Your task:
Scan the data below for the string "требования". Show every line where it turns up.

Entries provided:
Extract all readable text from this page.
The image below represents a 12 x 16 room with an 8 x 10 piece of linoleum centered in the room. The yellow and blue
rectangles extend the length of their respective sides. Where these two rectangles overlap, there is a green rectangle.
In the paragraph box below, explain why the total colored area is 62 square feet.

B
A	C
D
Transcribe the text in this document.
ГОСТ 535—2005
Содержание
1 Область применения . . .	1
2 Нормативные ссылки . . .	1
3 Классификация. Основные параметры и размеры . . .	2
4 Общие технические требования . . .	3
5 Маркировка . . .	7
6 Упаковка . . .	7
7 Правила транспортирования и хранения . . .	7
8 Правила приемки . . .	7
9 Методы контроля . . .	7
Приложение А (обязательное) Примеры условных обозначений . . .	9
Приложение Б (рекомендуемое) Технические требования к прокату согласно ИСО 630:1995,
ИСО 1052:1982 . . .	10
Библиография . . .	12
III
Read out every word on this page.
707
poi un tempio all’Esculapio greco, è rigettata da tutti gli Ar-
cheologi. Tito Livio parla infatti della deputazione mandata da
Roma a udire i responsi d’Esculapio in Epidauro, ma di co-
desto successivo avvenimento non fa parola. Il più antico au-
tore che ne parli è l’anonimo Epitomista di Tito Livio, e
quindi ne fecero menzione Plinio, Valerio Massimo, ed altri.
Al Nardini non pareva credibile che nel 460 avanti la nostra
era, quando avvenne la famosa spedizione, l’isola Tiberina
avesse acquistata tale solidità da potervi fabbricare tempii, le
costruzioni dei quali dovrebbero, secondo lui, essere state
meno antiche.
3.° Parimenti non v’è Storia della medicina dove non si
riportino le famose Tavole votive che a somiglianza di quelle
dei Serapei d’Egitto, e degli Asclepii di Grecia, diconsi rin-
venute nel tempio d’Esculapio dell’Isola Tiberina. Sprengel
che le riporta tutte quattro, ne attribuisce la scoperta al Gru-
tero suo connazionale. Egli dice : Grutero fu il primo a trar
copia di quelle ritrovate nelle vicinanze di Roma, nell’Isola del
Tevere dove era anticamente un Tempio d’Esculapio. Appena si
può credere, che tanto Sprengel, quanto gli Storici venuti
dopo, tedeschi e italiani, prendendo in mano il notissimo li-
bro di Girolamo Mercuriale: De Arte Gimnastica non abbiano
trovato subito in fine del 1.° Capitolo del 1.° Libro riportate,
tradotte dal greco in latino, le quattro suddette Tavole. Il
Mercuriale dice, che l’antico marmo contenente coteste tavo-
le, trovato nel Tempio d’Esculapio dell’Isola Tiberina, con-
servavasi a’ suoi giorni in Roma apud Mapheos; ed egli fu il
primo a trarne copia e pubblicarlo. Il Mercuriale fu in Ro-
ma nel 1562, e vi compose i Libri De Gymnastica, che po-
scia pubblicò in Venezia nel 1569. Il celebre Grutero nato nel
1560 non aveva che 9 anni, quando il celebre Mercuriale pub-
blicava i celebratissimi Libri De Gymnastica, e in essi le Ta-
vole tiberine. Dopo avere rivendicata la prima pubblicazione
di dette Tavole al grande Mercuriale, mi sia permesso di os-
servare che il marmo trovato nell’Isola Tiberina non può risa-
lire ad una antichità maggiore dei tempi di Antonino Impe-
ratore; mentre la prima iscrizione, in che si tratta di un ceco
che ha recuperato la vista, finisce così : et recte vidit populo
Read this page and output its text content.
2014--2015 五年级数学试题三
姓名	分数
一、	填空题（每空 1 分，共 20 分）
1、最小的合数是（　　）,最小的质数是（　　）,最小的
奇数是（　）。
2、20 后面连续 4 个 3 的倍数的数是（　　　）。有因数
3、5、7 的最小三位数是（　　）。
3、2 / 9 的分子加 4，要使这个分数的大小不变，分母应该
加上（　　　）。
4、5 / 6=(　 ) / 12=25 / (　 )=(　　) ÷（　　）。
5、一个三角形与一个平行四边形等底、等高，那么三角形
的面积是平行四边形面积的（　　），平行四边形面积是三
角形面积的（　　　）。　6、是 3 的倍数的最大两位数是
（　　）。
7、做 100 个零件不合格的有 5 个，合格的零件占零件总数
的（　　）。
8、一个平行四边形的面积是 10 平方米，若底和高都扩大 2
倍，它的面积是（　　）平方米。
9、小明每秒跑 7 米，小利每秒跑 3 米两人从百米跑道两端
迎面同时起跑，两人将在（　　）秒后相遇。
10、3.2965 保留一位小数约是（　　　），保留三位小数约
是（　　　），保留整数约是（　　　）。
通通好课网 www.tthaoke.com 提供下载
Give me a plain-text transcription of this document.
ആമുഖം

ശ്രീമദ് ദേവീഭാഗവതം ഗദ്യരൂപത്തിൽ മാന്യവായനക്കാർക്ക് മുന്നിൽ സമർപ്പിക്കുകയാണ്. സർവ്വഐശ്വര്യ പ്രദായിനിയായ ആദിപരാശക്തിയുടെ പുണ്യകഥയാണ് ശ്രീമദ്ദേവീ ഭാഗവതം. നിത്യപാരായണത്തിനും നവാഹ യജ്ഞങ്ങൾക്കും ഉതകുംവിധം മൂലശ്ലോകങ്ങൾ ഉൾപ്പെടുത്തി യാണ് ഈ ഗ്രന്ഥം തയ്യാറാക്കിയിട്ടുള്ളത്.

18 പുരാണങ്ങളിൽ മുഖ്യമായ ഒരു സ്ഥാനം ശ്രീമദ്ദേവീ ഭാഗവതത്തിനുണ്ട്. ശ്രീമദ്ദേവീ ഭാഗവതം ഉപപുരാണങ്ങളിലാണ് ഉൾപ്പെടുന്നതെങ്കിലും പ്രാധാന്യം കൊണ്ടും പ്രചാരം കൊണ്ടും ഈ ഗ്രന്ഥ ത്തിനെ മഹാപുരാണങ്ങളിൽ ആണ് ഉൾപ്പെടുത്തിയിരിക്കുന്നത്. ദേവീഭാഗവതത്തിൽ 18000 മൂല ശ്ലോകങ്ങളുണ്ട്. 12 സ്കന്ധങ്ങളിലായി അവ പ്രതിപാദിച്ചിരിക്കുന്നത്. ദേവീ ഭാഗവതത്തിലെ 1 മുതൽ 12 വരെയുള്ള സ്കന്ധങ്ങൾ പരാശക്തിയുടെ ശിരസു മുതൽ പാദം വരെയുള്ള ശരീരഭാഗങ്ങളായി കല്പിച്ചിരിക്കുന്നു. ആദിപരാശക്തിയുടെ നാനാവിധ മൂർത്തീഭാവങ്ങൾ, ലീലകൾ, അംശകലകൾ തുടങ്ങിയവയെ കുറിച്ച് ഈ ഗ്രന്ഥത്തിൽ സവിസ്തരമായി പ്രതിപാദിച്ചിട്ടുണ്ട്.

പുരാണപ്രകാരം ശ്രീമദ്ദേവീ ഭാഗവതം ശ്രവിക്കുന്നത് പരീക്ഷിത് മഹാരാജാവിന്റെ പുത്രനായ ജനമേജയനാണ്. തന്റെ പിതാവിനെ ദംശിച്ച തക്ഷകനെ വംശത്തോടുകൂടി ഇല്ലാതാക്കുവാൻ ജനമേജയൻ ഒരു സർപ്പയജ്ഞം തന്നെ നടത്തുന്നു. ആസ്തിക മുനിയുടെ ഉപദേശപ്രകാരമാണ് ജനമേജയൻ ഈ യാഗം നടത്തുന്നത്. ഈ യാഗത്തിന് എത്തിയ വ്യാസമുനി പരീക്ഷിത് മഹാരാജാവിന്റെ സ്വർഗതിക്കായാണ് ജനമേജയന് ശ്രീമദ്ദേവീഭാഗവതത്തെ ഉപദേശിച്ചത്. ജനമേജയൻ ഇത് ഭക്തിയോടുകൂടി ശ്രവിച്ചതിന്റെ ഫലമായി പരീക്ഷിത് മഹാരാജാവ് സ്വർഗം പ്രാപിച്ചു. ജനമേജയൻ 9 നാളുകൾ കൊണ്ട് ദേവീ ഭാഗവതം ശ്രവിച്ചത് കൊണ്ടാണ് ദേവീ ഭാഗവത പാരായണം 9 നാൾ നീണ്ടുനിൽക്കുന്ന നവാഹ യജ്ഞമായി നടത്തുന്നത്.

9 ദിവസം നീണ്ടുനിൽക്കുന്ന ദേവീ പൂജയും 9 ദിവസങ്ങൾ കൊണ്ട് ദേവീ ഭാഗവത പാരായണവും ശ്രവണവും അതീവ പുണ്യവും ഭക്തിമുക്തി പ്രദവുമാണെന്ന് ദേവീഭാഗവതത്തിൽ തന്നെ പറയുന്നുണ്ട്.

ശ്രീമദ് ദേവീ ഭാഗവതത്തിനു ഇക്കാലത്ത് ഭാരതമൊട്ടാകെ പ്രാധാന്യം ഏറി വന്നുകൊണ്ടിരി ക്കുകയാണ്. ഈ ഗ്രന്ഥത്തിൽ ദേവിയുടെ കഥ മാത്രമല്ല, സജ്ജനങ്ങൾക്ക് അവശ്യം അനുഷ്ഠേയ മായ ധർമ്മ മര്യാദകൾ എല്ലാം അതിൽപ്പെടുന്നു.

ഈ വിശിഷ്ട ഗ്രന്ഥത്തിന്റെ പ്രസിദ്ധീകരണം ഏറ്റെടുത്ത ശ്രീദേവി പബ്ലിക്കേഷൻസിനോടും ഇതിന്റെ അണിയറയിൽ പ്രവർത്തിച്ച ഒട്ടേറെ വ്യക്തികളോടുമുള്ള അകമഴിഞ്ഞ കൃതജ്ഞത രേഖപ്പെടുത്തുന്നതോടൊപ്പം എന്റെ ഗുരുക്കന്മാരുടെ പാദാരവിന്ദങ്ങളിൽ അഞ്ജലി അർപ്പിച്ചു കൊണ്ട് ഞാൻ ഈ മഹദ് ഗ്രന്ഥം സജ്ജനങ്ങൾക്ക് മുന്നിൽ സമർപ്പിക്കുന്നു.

Response below:
4 Общие технические требования . . .	3
Приложение Б (рекомендуемое) Технические требования к прокату согласно ИСО 630:1995,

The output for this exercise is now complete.